Rows:
— START —

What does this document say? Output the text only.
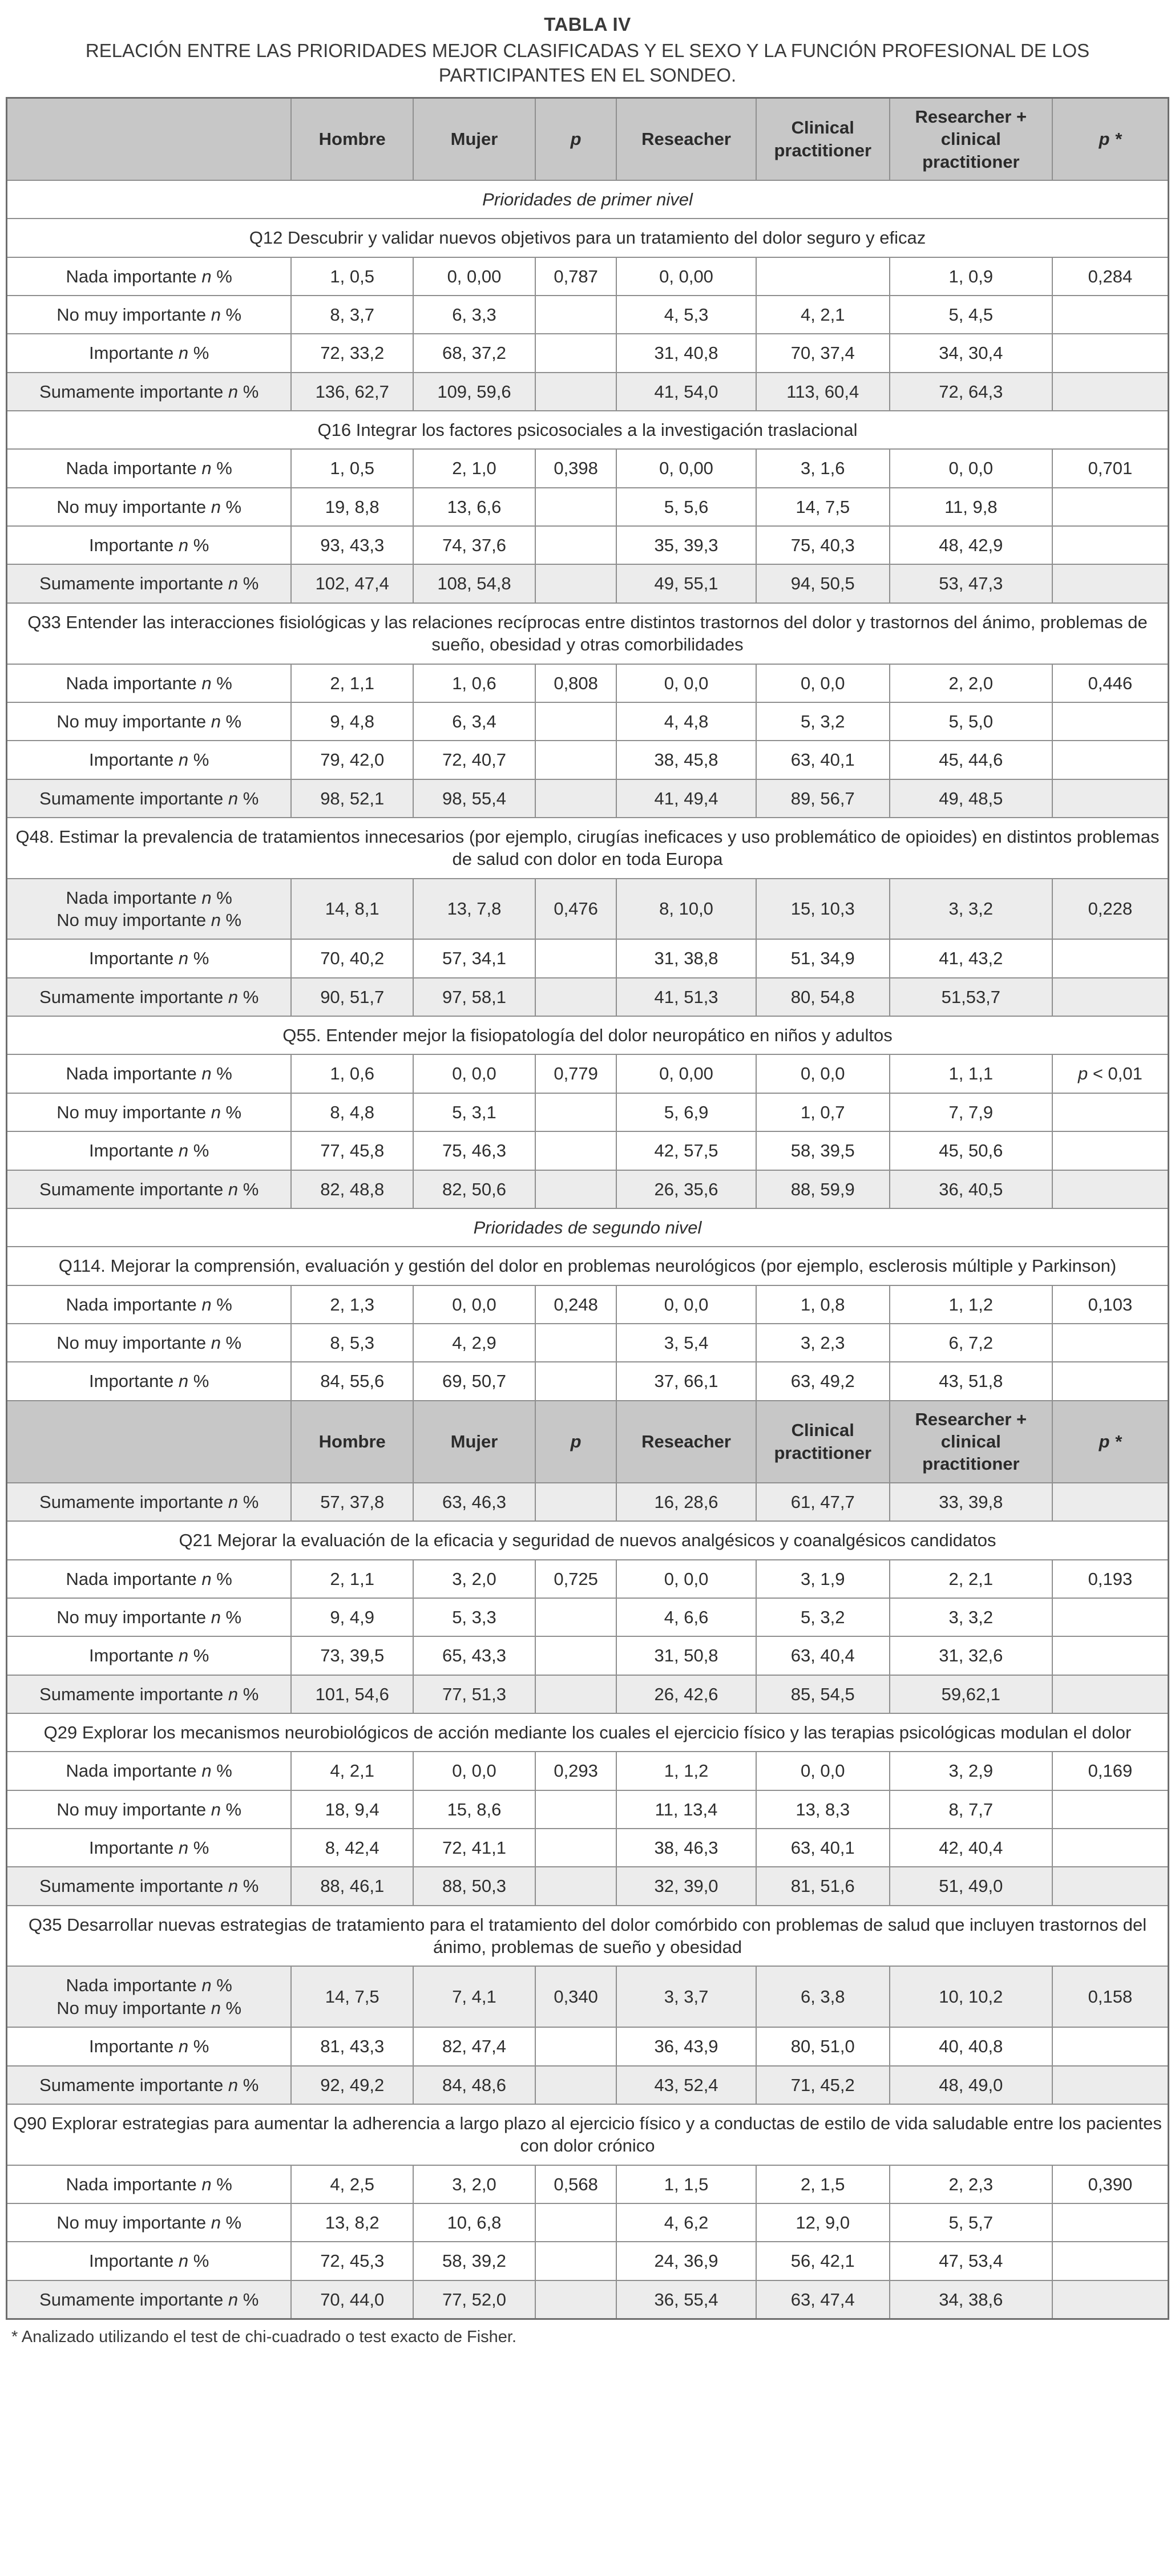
TABLA IV
RELACIÓN ENTRE LAS PRIORIDADES MEJOR CLASIFICADAS Y EL SEXO Y LA FUNCIÓN PROFESIONAL DE LOS PARTICIPANTES EN EL SONDEO.
	Hombre	Mujer	p	Reseacher	Clinical practitioner	Researcher + clinical practitioner	p *
Prioridades de primer nivel							
Q12 Descubrir y validar nuevos objetivos para un tratamiento del dolor seguro y eficaz							
Nada importante n %	1, 0,5	0, 0,00	0,787	0, 0,00		1, 0,9	0,284
No muy importante n %	8, 3,7	6, 3,3		4, 5,3	4, 2,1	5, 4,5	
Importante n %	72, 33,2	68, 37,2		31, 40,8	70, 37,4	34, 30,4	
Sumamente importante n %	136, 62,7	109, 59,6		41, 54,0	113, 60,4	72, 64,3	
Q16 Integrar los factores psicosociales a la investigación traslacional							
Nada importante n %	1, 0,5	2, 1,0	0,398	0, 0,00	3, 1,6	0, 0,0	0,701
No muy importante n %	19, 8,8	13, 6,6		5, 5,6	14, 7,5	11, 9,8	
Importante n %	93, 43,3	74, 37,6		35, 39,3	75, 40,3	48, 42,9	
Sumamente importante n %	102, 47,4	108, 54,8		49, 55,1	94, 50,5	53, 47,3	
Q33 Entender las interacciones fisiológicas y las relaciones recíprocas entre distintos trastornos del dolor y trastornos del ánimo, problemas de sueño, obesidad y otras comorbilidades							
Nada importante n %	2, 1,1	1, 0,6	0,808	0, 0,0	0, 0,0	2, 2,0	0,446
No muy importante n %	9, 4,8	6, 3,4		4, 4,8	5, 3,2	5, 5,0	
Importante n %	79, 42,0	72, 40,7		38, 45,8	63, 40,1	45, 44,6	
Sumamente importante n %	98, 52,1	98, 55,4		41, 49,4	89, 56,7	49, 48,5	
Q48. Estimar la prevalencia de tratamientos innecesarios (por ejemplo, cirugías ineficaces y uso problemático de opioides) en distintos problemas de salud con dolor en toda Europa							
Nada importante n %
No muy importante n %	14, 8,1	13, 7,8	0,476	8, 10,0	15, 10,3	3, 3,2	0,228
Importante n %	70, 40,2	57, 34,1		31, 38,8	51, 34,9	41, 43,2	
Sumamente importante n %	90, 51,7	97, 58,1		41, 51,3	80, 54,8	51,53,7	
Q55. Entender mejor la fisiopatología del dolor neuropático en niños y adultos							
Nada importante n %	1, 0,6	0, 0,0	0,779	0, 0,00	0, 0,0	1, 1,1	p < 0,01
No muy importante n %	8, 4,8	5, 3,1		5, 6,9	1, 0,7	7, 7,9	
Importante n %	77, 45,8	75, 46,3		42, 57,5	58, 39,5	45, 50,6	
Sumamente importante n %	82, 48,8	82, 50,6		26, 35,6	88, 59,9	36, 40,5	
Prioridades de segundo nivel							
Q114. Mejorar la comprensión, evaluación y gestión del dolor en problemas neurológicos (por ejemplo, esclerosis múltiple y Parkinson)							
Nada importante n %	2, 1,3	0, 0,0	0,248	0, 0,0	1, 0,8	1, 1,2	0,103
No muy importante n %	8, 5,3	4, 2,9		3, 5,4	3, 2,3	6, 7,2	
Importante n %	84, 55,6	69, 50,7		37, 66,1	63, 49,2	43, 51,8	
	Hombre	Mujer	p	Reseacher	Clinical practitioner	Researcher + clinical practitioner	p *
Sumamente importante n %	57, 37,8	63, 46,3		16, 28,6	61, 47,7	33, 39,8	
Q21 Mejorar la evaluación de la eficacia y seguridad de nuevos analgésicos y coanalgésicos candidatos							
Nada importante n %	2, 1,1	3, 2,0	0,725	0, 0,0	3, 1,9	2, 2,1	0,193
No muy importante n %	9, 4,9	5, 3,3		4, 6,6	5, 3,2	3, 3,2	
Importante n %	73, 39,5	65, 43,3		31, 50,8	63, 40,4	31, 32,6	
Sumamente importante n %	101, 54,6	77, 51,3		26, 42,6	85, 54,5	59,62,1	
Q29 Explorar los mecanismos neurobiológicos de acción mediante los cuales el ejercicio físico y las terapias psicológicas modulan el dolor							
Nada importante n %	4, 2,1	0, 0,0	0,293	1, 1,2	0, 0,0	3, 2,9	0,169
No muy importante n %	18, 9,4	15, 8,6		11, 13,4	13, 8,3	8, 7,7	
Importante n %	8, 42,4	72, 41,1		38, 46,3	63, 40,1	42, 40,4	
Sumamente importante n %	88, 46,1	88, 50,3		32, 39,0	81, 51,6	51, 49,0	
Q35 Desarrollar nuevas estrategias de tratamiento para el tratamiento del dolor comórbido con problemas de salud que incluyen trastornos del ánimo, problemas de sueño y obesidad							
Nada importante n %
No muy importante n %	14, 7,5	7, 4,1	0,340	3, 3,7	6, 3,8	10, 10,2	0,158
Importante n %	81, 43,3	82, 47,4		36, 43,9	80, 51,0	40, 40,8	
Sumamente importante n %	92, 49,2	84, 48,6		43, 52,4	71, 45,2	48, 49,0	
Q90 Explorar estrategias para aumentar la adherencia a largo plazo al ejercicio físico y a conductas de estilo de vida saludable entre los pacientes con dolor crónico							
Nada importante n %	4, 2,5	3, 2,0	0,568	1, 1,5	2, 1,5	2, 2,3	0,390
No muy importante n %	13, 8,2	10, 6,8		4, 6,2	12, 9,0	5, 5,7	
Importante n %	72, 45,3	58, 39,2		24, 36,9	56, 42,1	47, 53,4	
Sumamente importante n %	70, 44,0	77, 52,0		36, 55,4	63, 47,4	34, 38,6	
* Analizado utilizando el test de chi-cuadrado o test exacto de Fisher.
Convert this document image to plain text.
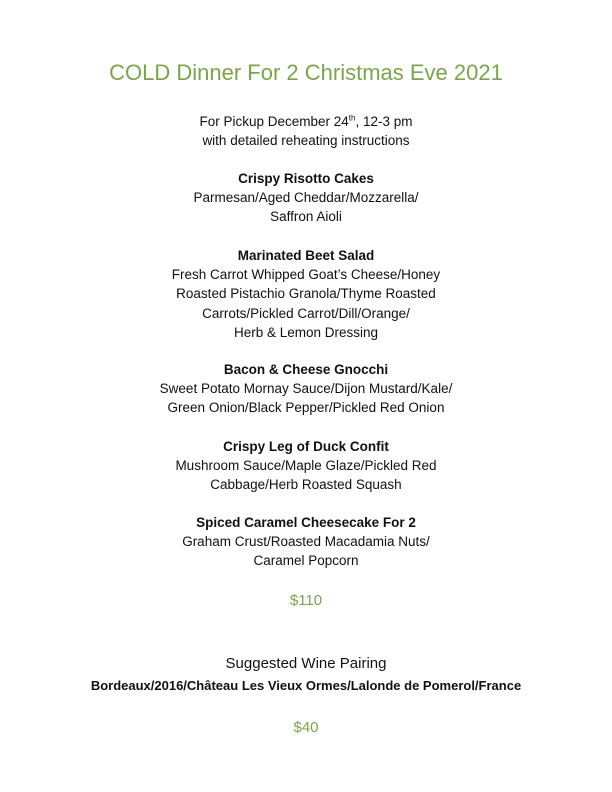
COLD Dinner For 2 Christmas Eve 2021
For Pickup December 24th, 12-3 pm
with detailed reheating instructions
Crispy Risotto Cakes
Parmesan/Aged Cheddar/Mozzarella/
Saffron Aioli
Marinated Beet Salad
Fresh Carrot Whipped Goat’s Cheese/Honey
Roasted Pistachio Granola/Thyme Roasted
Carrots/Pickled Carrot/Dill/Orange/
Herb & Lemon Dressing
Bacon & Cheese Gnocchi
Sweet Potato Mornay Sauce/Dijon Mustard/Kale/
Green Onion/Black Pepper/Pickled Red Onion
Crispy Leg of Duck Confit
Mushroom Sauce/Maple Glaze/Pickled Red
Cabbage/Herb Roasted Squash
Spiced Caramel Cheesecake For 2
Graham Crust/Roasted Macadamia Nuts/
Caramel Popcorn
$110
Suggested Wine Pairing
Bordeaux/2016/Château Les Vieux Ormes/Lalonde de Pomerol/France
$40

— END —

What to do: Extract the entries in full, exactly as they are, minus the pictures.

In response:
What does this document say? Output the text only.
TABLA IV
RELACIÓN ENTRE LAS PRIORIDADES MEJOR CLASIFICADAS Y EL SEXO Y LA FUNCIÓN PROFESIONAL DE LOS PARTICIPANTES EN EL SONDEO.
	Hombre	Mujer	p	Reseacher	Clinical practitioner	Researcher + clinical practitioner	p *
Prioridades de primer nivel							
Q12 Descubrir y validar nuevos objetivos para un tratamiento del dolor seguro y eficaz							
Nada importante n %	1, 0,5	0, 0,00	0,787	0, 0,00		1, 0,9	0,284
No muy importante n %	8, 3,7	6, 3,3		4, 5,3	4, 2,1	5, 4,5	
Importante n %	72, 33,2	68, 37,2		31, 40,8	70, 37,4	34, 30,4	
Sumamente importante n %	136, 62,7	109, 59,6		41, 54,0	113, 60,4	72, 64,3	
Q16 Integrar los factores psicosociales a la investigación traslacional							
Nada importante n %	1, 0,5	2, 1,0	0,398	0, 0,00	3, 1,6	0, 0,0	0,701
No muy importante n %	19, 8,8	13, 6,6		5, 5,6	14, 7,5	11, 9,8	
Importante n %	93, 43,3	74, 37,6		35, 39,3	75, 40,3	48, 42,9	
Sumamente importante n %	102, 47,4	108, 54,8		49, 55,1	94, 50,5	53, 47,3	
Q33 Entender las interacciones fisiológicas y las relaciones recíprocas entre distintos trastornos del dolor y trastornos del ánimo, problemas de sueño, obesidad y otras comorbilidades							
Nada importante n %	2, 1,1	1, 0,6	0,808	0, 0,0	0, 0,0	2, 2,0	0,446
No muy importante n %	9, 4,8	6, 3,4		4, 4,8	5, 3,2	5, 5,0	
Importante n %	79, 42,0	72, 40,7		38, 45,8	63, 40,1	45, 44,6	
Sumamente importante n %	98, 52,1	98, 55,4		41, 49,4	89, 56,7	49, 48,5	
Q48. Estimar la prevalencia de tratamientos innecesarios (por ejemplo, cirugías ineficaces y uso problemático de opioides) en distintos problemas de salud con dolor en toda Europa							
Nada importante n %
No muy importante n %	14, 8,1	13, 7,8	0,476	8, 10,0	15, 10,3	3, 3,2	0,228
Importante n %	70, 40,2	57, 34,1		31, 38,8	51, 34,9	41, 43,2	
Sumamente importante n %	90, 51,7	97, 58,1		41, 51,3	80, 54,8	51,53,7	
Q55. Entender mejor la fisiopatología del dolor neuropático en niños y adultos							
Nada importante n %	1, 0,6	0, 0,0	0,779	0, 0,00	0, 0,0	1, 1,1	p < 0,01
No muy importante n %	8, 4,8	5, 3,1		5, 6,9	1, 0,7	7, 7,9	
Importante n %	77, 45,8	75, 46,3		42, 57,5	58, 39,5	45, 50,6	
Sumamente importante n %	82, 48,8	82, 50,6		26, 35,6	88, 59,9	36, 40,5	
Prioridades de segundo nivel							
Q114. Mejorar la comprensión, evaluación y gestión del dolor en problemas neurológicos (por ejemplo, esclerosis múltiple y Parkinson)							
Nada importante n %	2, 1,3	0, 0,0	0,248	0, 0,0	1, 0,8	1, 1,2	0,103
No muy importante n %	8, 5,3	4, 2,9		3, 5,4	3, 2,3	6, 7,2	
Importante n %	84, 55,6	69, 50,7		37, 66,1	63, 49,2	43, 51,8	
	Hombre	Mujer	p	Reseacher	Clinical practitioner	Researcher + clinical practitioner	p *
Sumamente importante n %	57, 37,8	63, 46,3		16, 28,6	61, 47,7	33, 39,8	
Q21 Mejorar la evaluación de la eficacia y seguridad de nuevos analgésicos y coanalgésicos candidatos							
Nada importante n %	2, 1,1	3, 2,0	0,725	0, 0,0	3, 1,9	2, 2,1	0,193
No muy importante n %	9, 4,9	5, 3,3		4, 6,6	5, 3,2	3, 3,2	
Importante n %	73, 39,5	65, 43,3		31, 50,8	63, 40,4	31, 32,6	
Sumamente importante n %	101, 54,6	77, 51,3		26, 42,6	85, 54,5	59,62,1	
Q29 Explorar los mecanismos neurobiológicos de acción mediante los cuales el ejercicio físico y las terapias psicológicas modulan el dolor							
Nada importante n %	4, 2,1	0, 0,0	0,293	1, 1,2	0, 0,0	3, 2,9	0,169
No muy importante n %	18, 9,4	15, 8,6		11, 13,4	13, 8,3	8, 7,7	
Importante n %	8, 42,4	72, 41,1		38, 46,3	63, 40,1	42, 40,4	
Sumamente importante n %	88, 46,1	88, 50,3		32, 39,0	81, 51,6	51, 49,0	
Q35 Desarrollar nuevas estrategias de tratamiento para el tratamiento del dolor comórbido con problemas de salud que incluyen trastornos del ánimo, problemas de sueño y obesidad							
Nada importante n %
No muy importante n %	14, 7,5	7, 4,1	0,340	3, 3,7	6, 3,8	10, 10,2	0,158
Importante n %	81, 43,3	82, 47,4		36, 43,9	80, 51,0	40, 40,8	
Sumamente importante n %	92, 49,2	84, 48,6		43, 52,4	71, 45,2	48, 49,0	
Q90 Explorar estrategias para aumentar la adherencia a largo plazo al ejercicio físico y a conductas de estilo de vida saludable entre los pacientes con dolor crónico							
Nada importante n %	4, 2,5	3, 2,0	0,568	1, 1,5	2, 1,5	2, 2,3	0,390
No muy importante n %	13, 8,2	10, 6,8		4, 6,2	12, 9,0	5, 5,7	
Importante n %	72, 45,3	58, 39,2		24, 36,9	56, 42,1	47, 53,4	
Sumamente importante n %	70, 44,0	77, 52,0		36, 55,4	63, 47,4	34, 38,6	
* Analizado utilizando el test de chi-cuadrado o test exacto de Fisher.
Convert this document image to plain text.
COLD Dinner For 2 Christmas Eve 2021
For Pickup December 24th, 12-3 pm
with detailed reheating instructions
Crispy Risotto Cakes
Parmesan/Aged Cheddar/Mozzarella/
Saffron Aioli
Marinated Beet Salad
Fresh Carrot Whipped Goat’s Cheese/Honey
Roasted Pistachio Granola/Thyme Roasted
Carrots/Pickled Carrot/Dill/Orange/
Herb & Lemon Dressing
Bacon & Cheese Gnocchi
Sweet Potato Mornay Sauce/Dijon Mustard/Kale/
Green Onion/Black Pepper/Pickled Red Onion
Crispy Leg of Duck Confit
Mushroom Sauce/Maple Glaze/Pickled Red
Cabbage/Herb Roasted Squash
Spiced Caramel Cheesecake For 2
Graham Crust/Roasted Macadamia Nuts/
Caramel Popcorn
$110
Suggested Wine Pairing
Bordeaux/2016/Château Les Vieux Ormes/Lalonde de Pomerol/France
$40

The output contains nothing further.